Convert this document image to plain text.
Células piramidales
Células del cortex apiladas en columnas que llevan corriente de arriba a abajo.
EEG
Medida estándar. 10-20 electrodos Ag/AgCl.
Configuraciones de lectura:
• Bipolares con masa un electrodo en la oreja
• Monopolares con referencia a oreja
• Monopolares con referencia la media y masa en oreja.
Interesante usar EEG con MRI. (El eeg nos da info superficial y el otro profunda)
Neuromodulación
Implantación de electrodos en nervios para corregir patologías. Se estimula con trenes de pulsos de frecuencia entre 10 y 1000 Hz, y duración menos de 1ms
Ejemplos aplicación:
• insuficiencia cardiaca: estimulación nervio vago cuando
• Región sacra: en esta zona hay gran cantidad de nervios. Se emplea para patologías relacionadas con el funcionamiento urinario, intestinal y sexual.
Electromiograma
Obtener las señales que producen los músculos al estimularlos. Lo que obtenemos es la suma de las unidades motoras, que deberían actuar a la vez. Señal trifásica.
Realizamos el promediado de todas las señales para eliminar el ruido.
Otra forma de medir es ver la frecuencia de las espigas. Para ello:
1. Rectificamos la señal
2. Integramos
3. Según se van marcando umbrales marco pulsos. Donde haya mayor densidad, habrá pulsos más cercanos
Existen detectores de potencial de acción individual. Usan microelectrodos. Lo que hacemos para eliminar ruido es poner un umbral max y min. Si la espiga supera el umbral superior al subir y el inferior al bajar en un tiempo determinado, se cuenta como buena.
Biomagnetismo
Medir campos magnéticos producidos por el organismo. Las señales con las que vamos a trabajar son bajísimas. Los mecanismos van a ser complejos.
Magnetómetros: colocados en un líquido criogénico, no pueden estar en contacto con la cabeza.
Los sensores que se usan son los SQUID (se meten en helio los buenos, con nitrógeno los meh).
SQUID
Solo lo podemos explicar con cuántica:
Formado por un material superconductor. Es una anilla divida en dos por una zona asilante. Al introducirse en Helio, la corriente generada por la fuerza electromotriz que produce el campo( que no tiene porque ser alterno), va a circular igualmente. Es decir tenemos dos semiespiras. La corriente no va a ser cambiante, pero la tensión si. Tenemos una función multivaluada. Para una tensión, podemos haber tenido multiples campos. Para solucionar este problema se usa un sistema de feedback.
########################################
WHAT IS BEING ASKED ▸
Quote all of the entries exactly as they appear.

TASK OUTPUT ▸
Convert this document image to plain text.
Células piramidales
Células del cortex apiladas en columnas que llevan corriente de arriba a abajo.
EEG
Medida estándar. 10-20 electrodos Ag/AgCl.
Configuraciones de lectura:
• Bipolares con masa un electrodo en la oreja
• Monopolares con referencia a oreja
• Monopolares con referencia la media y masa en oreja.
Interesante usar EEG con MRI. (El eeg nos da info superficial y el otro profunda)
Neuromodulación
Implantación de electrodos en nervios para corregir patologías. Se estimula con trenes de pulsos de frecuencia entre 10 y 1000 Hz, y duración menos de 1ms
Ejemplos aplicación:
• insuficiencia cardiaca: estimulación nervio vago cuando
• Región sacra: en esta zona hay gran cantidad de nervios. Se emplea para patologías relacionadas con el funcionamiento urinario, intestinal y sexual.
Electromiograma
Obtener las señales que producen los músculos al estimularlos. Lo que obtenemos es la suma de las unidades motoras, que deberían actuar a la vez. Señal trifásica.
Realizamos el promediado de todas las señales para eliminar el ruido.
Otra forma de medir es ver la frecuencia de las espigas. Para ello:
1. Rectificamos la señal
2. Integramos
3. Según se van marcando umbrales marco pulsos. Donde haya mayor densidad, habrá pulsos más cercanos
Existen detectores de potencial de acción individual. Usan microelectrodos. Lo que hacemos para eliminar ruido es poner un umbral max y min. Si la espiga supera el umbral superior al subir y el inferior al bajar en un tiempo determinado, se cuenta como buena.
Biomagnetismo
Medir campos magnéticos producidos por el organismo. Las señales con las que vamos a trabajar son bajísimas. Los mecanismos van a ser complejos.
Magnetómetros: colocados en un líquido criogénico, no pueden estar en contacto con la cabeza.
Los sensores que se usan son los SQUID (se meten en helio los buenos, con nitrógeno los meh).
SQUID
Solo lo podemos explicar con cuántica:
Formado por un material superconductor. Es una anilla divida en dos por una zona asilante. Al introducirse en Helio, la corriente generada por la fuerza electromotriz que produce el campo( que no tiene porque ser alterno), va a circular igualmente. Es decir tenemos dos semiespiras. La corriente no va a ser cambiante, pero la tensión si. Tenemos una función multivaluada. Para una tensión, podemos haber tenido multiples campos. Para solucionar este problema se usa un sistema de feedback.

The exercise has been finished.